(Your tasks):
a: Answer these questions about the aggregate push-down thread:
(i) On what date and at what time did Jeevan Chalke write the message that is quoted in the reply?
(ii) Which function should also handle bare conditions?
(iii) Which function picks up values from RelOptInfo?
b: Using the aggregate push-down thread, explain in one to three sentences why add_foreign_grouping_path() is not the right place to change the structure.

(Extract provided):
Re: Aggregate Push Down - Performing aggregation on foreign server

From: Ashutosh Bapat <ashutosh(dot)bapat(at)enterprisedb(dot)com>
To: Jeevan Chalke <jeevan(dot)chalke(at)enterprisedb(dot)com>
Cc: PostgreSQL Hackers <pgsql-hackers(at)postgresql(dot)org>
Subject: Re: Aggregate Push Down - Performing aggregation on foreign server
Date: 2016-10-12 10:08:21
Message-ID: CAFjFpRc9Y6aHfuH4ep6u=ON+s=byf1wXd0i-nE2o2q-7ro7ApQ@mail.gmail.com
Views: Raw Message | Whole Thread | Download mbox | Resend email
Thread:
Lists: pgsql-hackers

Thanks Jeevan for taking care of the comments.

On Fri, Sep 30, 2016 at 5:23 PM, Jeevan Chalke
<jeevan(dot)chalke(at)enterprisedb(dot)com> wrote:
> Hi Ashutosh,
>
> On Mon, Sep 26, 2016 at 2:28 PM, Ashutosh Bapat
> <ashutosh(dot)bapat(at)enterprisedb(dot)com> wrote:
>>
>> Thanks Jeevan for working on the comments.
>>
>> Ok. Yes, we should also handle bare conditions in
>> classifyConditions(). I am fine doing it as a separate patch.
>
>
> Doing that with separate patch would be good.

Ok.

>
>>
>>
>> I don't think add_foreign_grouping_path() is the right place to change
>> a structure managed by the core and esp when we are half-way adding
>> paths. An FDW should not meddle with an upper RelOptInfo. Since
>> create_foreignscan_plan() picks those up from RelOptInfo and both of
>> those are part of core, we need a place in core to set the
>> RelOptInfo::relids for an upper relation OR we have stop using
>> fs_relids for upper relation foreign scans.

(Labeled box records):
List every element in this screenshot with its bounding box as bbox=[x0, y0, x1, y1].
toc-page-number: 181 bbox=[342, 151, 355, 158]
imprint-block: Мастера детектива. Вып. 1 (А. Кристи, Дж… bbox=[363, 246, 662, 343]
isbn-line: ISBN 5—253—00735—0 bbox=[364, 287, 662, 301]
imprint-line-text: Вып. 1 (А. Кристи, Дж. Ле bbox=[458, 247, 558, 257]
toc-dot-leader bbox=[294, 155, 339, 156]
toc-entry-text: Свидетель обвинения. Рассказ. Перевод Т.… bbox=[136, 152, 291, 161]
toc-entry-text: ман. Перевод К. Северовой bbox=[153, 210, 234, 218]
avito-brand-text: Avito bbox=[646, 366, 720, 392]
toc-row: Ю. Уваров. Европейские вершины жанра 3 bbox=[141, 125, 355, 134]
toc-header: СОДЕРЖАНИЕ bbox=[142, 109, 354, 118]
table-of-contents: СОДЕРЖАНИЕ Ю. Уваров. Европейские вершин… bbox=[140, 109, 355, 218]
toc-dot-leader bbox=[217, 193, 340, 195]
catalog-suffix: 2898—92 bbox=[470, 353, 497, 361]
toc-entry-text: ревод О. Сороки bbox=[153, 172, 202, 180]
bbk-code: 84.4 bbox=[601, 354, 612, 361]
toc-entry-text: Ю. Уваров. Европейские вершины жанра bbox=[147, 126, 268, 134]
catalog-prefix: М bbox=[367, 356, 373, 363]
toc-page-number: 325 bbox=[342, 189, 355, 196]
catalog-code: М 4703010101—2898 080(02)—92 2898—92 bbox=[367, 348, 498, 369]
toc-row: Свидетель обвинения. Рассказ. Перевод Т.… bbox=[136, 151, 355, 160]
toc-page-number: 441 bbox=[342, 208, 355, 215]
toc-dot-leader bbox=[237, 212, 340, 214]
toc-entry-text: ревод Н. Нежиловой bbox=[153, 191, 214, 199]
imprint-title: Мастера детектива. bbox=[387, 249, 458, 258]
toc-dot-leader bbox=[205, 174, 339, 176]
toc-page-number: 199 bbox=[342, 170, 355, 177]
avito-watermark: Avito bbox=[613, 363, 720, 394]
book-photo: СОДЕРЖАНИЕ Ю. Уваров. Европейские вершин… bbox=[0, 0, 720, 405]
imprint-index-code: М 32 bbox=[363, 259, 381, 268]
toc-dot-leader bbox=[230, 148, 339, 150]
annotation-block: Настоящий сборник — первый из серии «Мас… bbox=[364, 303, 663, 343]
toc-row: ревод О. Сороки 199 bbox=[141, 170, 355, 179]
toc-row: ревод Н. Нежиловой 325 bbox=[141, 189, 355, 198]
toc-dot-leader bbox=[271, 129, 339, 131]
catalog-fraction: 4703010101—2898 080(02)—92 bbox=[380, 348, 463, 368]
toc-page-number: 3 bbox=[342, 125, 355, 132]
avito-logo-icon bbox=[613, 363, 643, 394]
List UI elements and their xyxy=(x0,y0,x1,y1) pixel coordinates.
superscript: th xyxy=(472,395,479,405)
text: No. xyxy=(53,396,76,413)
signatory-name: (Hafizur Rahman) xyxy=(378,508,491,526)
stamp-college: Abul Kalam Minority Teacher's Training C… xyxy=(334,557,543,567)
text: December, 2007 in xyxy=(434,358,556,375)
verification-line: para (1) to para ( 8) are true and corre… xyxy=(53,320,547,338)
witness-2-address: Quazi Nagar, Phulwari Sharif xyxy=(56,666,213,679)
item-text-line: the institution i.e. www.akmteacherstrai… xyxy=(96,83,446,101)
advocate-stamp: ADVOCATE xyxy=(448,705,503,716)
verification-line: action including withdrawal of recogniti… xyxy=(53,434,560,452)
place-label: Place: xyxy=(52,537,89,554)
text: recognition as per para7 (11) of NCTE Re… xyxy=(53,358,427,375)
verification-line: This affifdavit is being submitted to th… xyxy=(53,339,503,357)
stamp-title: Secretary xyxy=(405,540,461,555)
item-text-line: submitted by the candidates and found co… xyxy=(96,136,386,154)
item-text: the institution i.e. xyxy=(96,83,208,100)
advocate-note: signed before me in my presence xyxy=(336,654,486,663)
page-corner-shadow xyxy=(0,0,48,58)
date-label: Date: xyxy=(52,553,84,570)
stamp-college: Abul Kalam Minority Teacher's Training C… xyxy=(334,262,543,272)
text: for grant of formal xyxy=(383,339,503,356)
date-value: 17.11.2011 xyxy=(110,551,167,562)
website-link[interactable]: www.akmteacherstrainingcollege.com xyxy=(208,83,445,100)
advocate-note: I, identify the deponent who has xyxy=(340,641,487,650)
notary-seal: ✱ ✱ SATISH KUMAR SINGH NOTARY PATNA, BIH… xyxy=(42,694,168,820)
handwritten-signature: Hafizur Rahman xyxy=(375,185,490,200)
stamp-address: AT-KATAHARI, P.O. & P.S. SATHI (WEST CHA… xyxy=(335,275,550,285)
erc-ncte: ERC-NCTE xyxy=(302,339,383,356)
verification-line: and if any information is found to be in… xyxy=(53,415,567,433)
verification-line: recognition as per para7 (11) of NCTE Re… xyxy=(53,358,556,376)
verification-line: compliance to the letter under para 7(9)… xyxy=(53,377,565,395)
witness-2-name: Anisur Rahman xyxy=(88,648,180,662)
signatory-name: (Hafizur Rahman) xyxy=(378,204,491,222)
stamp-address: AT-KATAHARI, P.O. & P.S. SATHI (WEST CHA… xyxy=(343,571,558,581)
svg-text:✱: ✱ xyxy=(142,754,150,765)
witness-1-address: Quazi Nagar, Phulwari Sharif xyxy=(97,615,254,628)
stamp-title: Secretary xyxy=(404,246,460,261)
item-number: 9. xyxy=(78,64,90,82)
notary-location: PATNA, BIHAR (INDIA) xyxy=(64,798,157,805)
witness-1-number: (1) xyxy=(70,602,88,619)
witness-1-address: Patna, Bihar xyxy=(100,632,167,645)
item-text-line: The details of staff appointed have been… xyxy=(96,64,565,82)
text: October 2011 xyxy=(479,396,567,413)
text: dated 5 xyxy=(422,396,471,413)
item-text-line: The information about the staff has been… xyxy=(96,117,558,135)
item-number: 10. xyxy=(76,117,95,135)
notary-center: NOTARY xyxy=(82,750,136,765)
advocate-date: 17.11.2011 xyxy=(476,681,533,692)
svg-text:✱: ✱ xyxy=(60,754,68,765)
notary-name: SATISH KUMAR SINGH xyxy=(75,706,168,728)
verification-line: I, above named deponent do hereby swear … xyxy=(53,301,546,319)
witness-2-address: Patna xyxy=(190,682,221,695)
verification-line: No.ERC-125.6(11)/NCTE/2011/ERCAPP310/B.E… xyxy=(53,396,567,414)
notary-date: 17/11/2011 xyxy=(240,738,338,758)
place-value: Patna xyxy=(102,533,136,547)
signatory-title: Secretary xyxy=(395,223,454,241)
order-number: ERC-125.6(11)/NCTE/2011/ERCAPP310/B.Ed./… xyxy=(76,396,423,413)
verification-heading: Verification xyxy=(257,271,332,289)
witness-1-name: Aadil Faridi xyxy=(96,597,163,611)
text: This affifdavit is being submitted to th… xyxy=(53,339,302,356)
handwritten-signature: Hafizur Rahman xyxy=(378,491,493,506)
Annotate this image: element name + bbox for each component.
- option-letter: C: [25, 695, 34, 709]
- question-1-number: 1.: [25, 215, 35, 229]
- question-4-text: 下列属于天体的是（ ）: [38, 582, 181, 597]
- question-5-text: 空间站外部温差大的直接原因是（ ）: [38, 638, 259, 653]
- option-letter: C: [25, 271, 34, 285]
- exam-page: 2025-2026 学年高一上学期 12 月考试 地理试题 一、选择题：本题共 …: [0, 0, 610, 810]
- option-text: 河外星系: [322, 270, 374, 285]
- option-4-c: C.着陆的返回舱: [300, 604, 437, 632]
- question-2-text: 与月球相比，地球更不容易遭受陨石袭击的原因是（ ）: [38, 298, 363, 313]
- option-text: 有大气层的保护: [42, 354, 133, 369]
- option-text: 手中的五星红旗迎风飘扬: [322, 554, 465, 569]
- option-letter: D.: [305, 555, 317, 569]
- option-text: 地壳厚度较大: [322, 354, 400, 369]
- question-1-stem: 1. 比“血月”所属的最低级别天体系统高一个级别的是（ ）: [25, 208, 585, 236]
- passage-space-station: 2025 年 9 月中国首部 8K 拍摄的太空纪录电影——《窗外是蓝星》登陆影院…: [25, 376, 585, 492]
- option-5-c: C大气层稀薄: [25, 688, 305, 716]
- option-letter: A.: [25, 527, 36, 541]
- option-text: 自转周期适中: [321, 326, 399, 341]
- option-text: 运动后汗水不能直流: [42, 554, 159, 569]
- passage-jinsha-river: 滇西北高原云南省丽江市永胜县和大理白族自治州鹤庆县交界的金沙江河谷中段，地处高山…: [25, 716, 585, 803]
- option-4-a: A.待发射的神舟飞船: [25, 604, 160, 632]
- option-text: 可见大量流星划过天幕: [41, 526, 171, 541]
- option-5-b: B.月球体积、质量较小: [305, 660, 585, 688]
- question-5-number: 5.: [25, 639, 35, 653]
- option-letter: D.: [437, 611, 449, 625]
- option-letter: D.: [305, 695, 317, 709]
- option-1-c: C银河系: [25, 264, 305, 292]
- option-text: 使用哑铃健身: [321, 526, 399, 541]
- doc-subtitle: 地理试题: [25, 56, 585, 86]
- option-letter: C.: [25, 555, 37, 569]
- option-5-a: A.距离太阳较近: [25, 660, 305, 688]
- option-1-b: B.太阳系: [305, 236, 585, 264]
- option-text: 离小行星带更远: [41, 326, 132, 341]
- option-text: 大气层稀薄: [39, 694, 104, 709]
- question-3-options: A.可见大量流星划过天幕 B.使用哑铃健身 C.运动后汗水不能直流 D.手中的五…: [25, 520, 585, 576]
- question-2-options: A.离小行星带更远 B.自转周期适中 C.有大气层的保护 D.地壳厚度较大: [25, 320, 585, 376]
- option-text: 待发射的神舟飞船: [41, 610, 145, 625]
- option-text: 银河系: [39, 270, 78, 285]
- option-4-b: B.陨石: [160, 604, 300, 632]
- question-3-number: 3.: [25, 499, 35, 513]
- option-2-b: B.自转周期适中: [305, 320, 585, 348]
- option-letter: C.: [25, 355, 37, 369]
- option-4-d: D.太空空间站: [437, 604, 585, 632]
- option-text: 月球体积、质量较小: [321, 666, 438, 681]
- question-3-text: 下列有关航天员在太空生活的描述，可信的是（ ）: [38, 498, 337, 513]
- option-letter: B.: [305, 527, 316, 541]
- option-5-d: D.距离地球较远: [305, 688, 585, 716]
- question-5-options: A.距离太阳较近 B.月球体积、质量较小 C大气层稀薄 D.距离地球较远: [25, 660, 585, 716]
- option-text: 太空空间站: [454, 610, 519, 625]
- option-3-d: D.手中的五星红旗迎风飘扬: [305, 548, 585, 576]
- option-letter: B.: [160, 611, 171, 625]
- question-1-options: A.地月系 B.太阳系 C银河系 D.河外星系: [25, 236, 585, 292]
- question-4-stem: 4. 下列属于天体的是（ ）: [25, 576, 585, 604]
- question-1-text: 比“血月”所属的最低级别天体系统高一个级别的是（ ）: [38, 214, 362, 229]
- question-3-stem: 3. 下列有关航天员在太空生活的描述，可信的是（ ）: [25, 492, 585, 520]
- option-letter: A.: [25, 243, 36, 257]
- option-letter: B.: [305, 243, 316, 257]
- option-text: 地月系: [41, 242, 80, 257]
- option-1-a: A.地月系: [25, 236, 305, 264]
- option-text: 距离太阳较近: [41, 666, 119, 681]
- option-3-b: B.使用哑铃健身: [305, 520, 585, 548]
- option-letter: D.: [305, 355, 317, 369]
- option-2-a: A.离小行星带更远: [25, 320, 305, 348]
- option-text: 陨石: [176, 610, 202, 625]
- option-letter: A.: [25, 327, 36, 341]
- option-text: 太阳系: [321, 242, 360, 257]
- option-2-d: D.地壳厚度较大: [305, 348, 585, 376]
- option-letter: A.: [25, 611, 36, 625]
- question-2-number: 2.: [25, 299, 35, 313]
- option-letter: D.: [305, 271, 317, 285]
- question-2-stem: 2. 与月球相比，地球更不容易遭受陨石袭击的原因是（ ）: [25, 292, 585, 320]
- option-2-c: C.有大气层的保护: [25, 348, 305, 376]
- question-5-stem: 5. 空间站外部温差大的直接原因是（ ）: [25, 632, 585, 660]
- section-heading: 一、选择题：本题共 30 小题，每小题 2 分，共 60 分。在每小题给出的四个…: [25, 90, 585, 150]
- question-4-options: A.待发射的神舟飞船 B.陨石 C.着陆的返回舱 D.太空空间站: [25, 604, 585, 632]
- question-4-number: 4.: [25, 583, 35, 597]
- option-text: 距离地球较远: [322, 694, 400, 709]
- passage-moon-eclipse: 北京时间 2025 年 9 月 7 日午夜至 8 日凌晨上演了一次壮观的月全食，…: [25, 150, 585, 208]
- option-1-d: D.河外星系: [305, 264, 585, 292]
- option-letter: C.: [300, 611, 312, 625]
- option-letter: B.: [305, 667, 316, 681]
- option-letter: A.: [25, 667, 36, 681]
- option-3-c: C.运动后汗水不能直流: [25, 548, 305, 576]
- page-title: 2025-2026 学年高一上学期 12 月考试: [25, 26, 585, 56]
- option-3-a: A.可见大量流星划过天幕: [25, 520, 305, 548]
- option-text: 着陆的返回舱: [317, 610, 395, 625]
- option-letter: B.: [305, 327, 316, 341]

(Task-by-task solutions):
a:
(i) Fri, Sep 30, 2016 at 5:23 PM
(ii) classifyConditions()
(iii) create_foreignscan_plan()

b: The structure is managed by the core, and the change would come while paths are only half-way added. An FDW should not meddle with an upper RelOptInfo.